SET PROBLEM: Leaving out all images, write out the records that follow exactly.

[Stored data entries]
☆ ☆ ☆

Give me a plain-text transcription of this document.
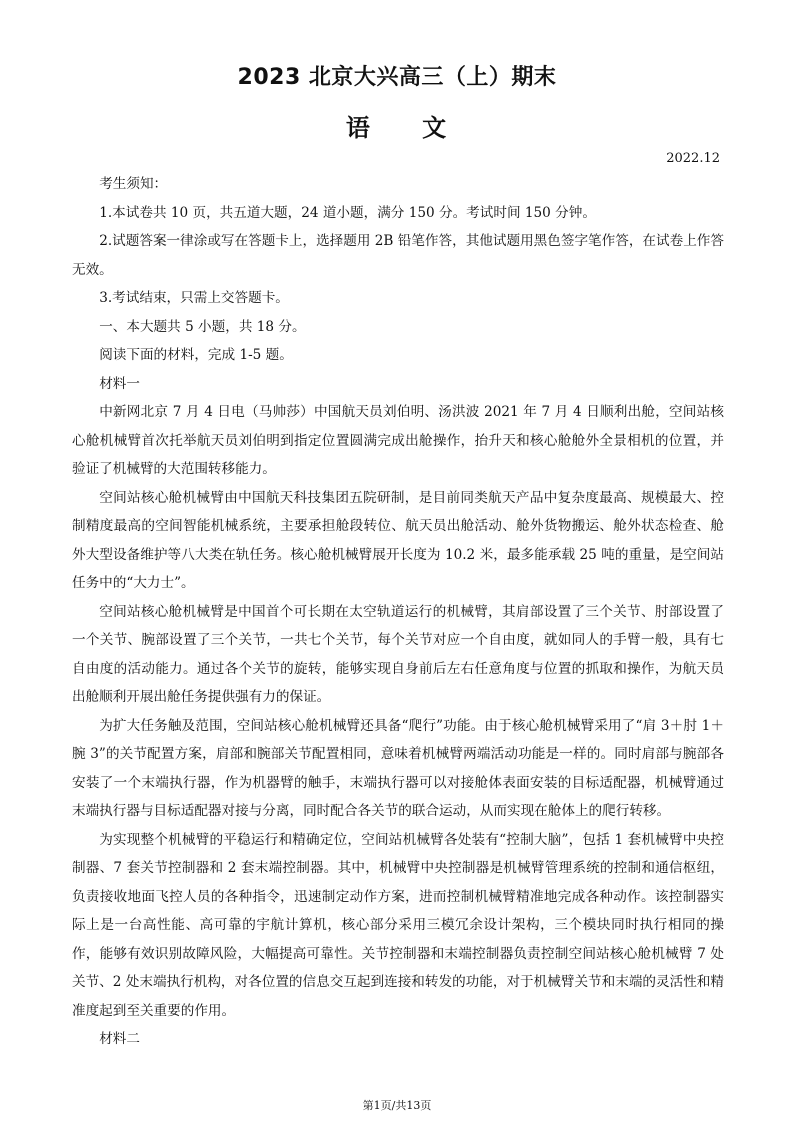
2023 北京大兴高三（上）期末
语 文
2022.12

考生须知：

1.本试卷共 10 页，共五道大题，24 道小题，满分 150 分。考试时间 150 分钟。

2.试题答案一律涂或写在答题卡上，选择题用 2B 铅笔作答，其他试题用黑色签字笔作答，在试卷上作答无效。

3.考试结束，只需上交答题卡。

一、本大题共 5 小题，共 18 分。

阅读下面的材料，完成 1-5 题。

材料一

中新网北京 7 月 4 日电（马帅莎）中国航天员刘伯明、汤洪波 2021 年 7 月 4 日顺利出舱，空间站核心舱机械臂首次托举航天员刘伯明到指定位置圆满完成出舱操作，抬升天和核心舱舱外全景相机的位置，并验证了机械臂的大范围转移能力。

空间站核心舱机械臂由中国航天科技集团五院研制，是目前同类航天产品中复杂度最高、规模最大、控制精度最高的空间智能机械系统，主要承担舱段转位、航天员出舱活动、舱外货物搬运、舱外状态检查、舱外大型设备维护等八大类在轨任务。核心舱机械臂展开长度为 10.2 米，最多能承载 25 吨的重量，是空间站任务中的“大力士”。

空间站核心舱机械臂是中国首个可长期在太空轨道运行的机械臂，其肩部设置了三个关节、肘部设置了一个关节、腕部设置了三个关节，一共七个关节，每个关节对应一个自由度，就如同人的手臂一般，具有七自由度的活动能力。通过各个关节的旋转，能够实现自身前后左右任意角度与位置的抓取和操作，为航天员出舱顺利开展出舱任务提供强有力的保证。

为扩大任务触及范围，空间站核心舱机械臂还具备“爬行”功能。由于核心舱机械臂采用了“肩 3＋肘 1＋腕 3”的关节配置方案，肩部和腕部关节配置相同，意味着机械臂两端活动功能是一样的。同时肩部与腕部各安装了一个末端执行器，作为机器臂的触手，末端执行器可以对接舱体表面安装的目标适配器，机械臂通过末端执行器与目标适配器对接与分离，同时配合各关节的联合运动，从而实现在舱体上的爬行转移。

为实现整个机械臂的平稳运行和精确定位，空间站机械臂各处装有“控制大脑”，包括 1 套机械臂中央控制器、7 套关节控制器和 2 套末端控制器。其中，机械臂中央控制器是机械臂管理系统的控制和通信枢纽，负责接收地面飞控人员的各种指令，迅速制定动作方案，进而控制机械臂精准地完成各种动作。该控制器实际上是一台高性能、高可靠的宇航计算机，核心部分采用三模冗余设计架构，三个模块同时执行相同的操作，能够有效识别故障风险，大幅提高可靠性。关节控制器和末端控制器负责控制空间站核心舱机械臂 7 处关节、2 处末端执行机构，对各位置的信息交互起到连接和转发的功能，对于机械臂关节和末端的灵活性和精准度起到至关重要的作用。

材料二

第1页/共13页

☆ ☆ ☆

RESULT BELOW:
Give me a plain-text transcription of this document.
2023 北京大兴高三（上）期末
语 文
2022.12

考生须知：

1.本试卷共 10 页，共五道大题，24 道小题，满分 150 分。考试时间 150 分钟。

2.试题答案一律涂或写在答题卡上，选择题用 2B 铅笔作答，其他试题用黑色签字笔作答，在试卷上作答无效。

3.考试结束，只需上交答题卡。

一、本大题共 5 小题，共 18 分。

阅读下面的材料，完成 1-5 题。

材料一

中新网北京 7 月 4 日电（马帅莎）中国航天员刘伯明、汤洪波 2021 年 7 月 4 日顺利出舱，空间站核心舱机械臂首次托举航天员刘伯明到指定位置圆满完成出舱操作，抬升天和核心舱舱外全景相机的位置，并验证了机械臂的大范围转移能力。

空间站核心舱机械臂由中国航天科技集团五院研制，是目前同类航天产品中复杂度最高、规模最大、控制精度最高的空间智能机械系统，主要承担舱段转位、航天员出舱活动、舱外货物搬运、舱外状态检查、舱外大型设备维护等八大类在轨任务。核心舱机械臂展开长度为 10.2 米，最多能承载 25 吨的重量，是空间站任务中的“大力士”。

空间站核心舱机械臂是中国首个可长期在太空轨道运行的机械臂，其肩部设置了三个关节、肘部设置了一个关节、腕部设置了三个关节，一共七个关节，每个关节对应一个自由度，就如同人的手臂一般，具有七自由度的活动能力。通过各个关节的旋转，能够实现自身前后左右任意角度与位置的抓取和操作，为航天员出舱顺利开展出舱任务提供强有力的保证。

为扩大任务触及范围，空间站核心舱机械臂还具备“爬行”功能。由于核心舱机械臂采用了“肩 3＋肘 1＋腕 3”的关节配置方案，肩部和腕部关节配置相同，意味着机械臂两端活动功能是一样的。同时肩部与腕部各安装了一个末端执行器，作为机器臂的触手，末端执行器可以对接舱体表面安装的目标适配器，机械臂通过末端执行器与目标适配器对接与分离，同时配合各关节的联合运动，从而实现在舱体上的爬行转移。

为实现整个机械臂的平稳运行和精确定位，空间站机械臂各处装有“控制大脑”，包括 1 套机械臂中央控制器、7 套关节控制器和 2 套末端控制器。其中，机械臂中央控制器是机械臂管理系统的控制和通信枢纽，负责接收地面飞控人员的各种指令，迅速制定动作方案，进而控制机械臂精准地完成各种动作。该控制器实际上是一台高性能、高可靠的宇航计算机，核心部分采用三模冗余设计架构，三个模块同时执行相同的操作，能够有效识别故障风险，大幅提高可靠性。关节控制器和末端控制器负责控制空间站核心舱机械臂 7 处关节、2 处末端执行机构，对各位置的信息交互起到连接和转发的功能，对于机械臂关节和末端的灵活性和精准度起到至关重要的作用。

材料二

第1页/共13页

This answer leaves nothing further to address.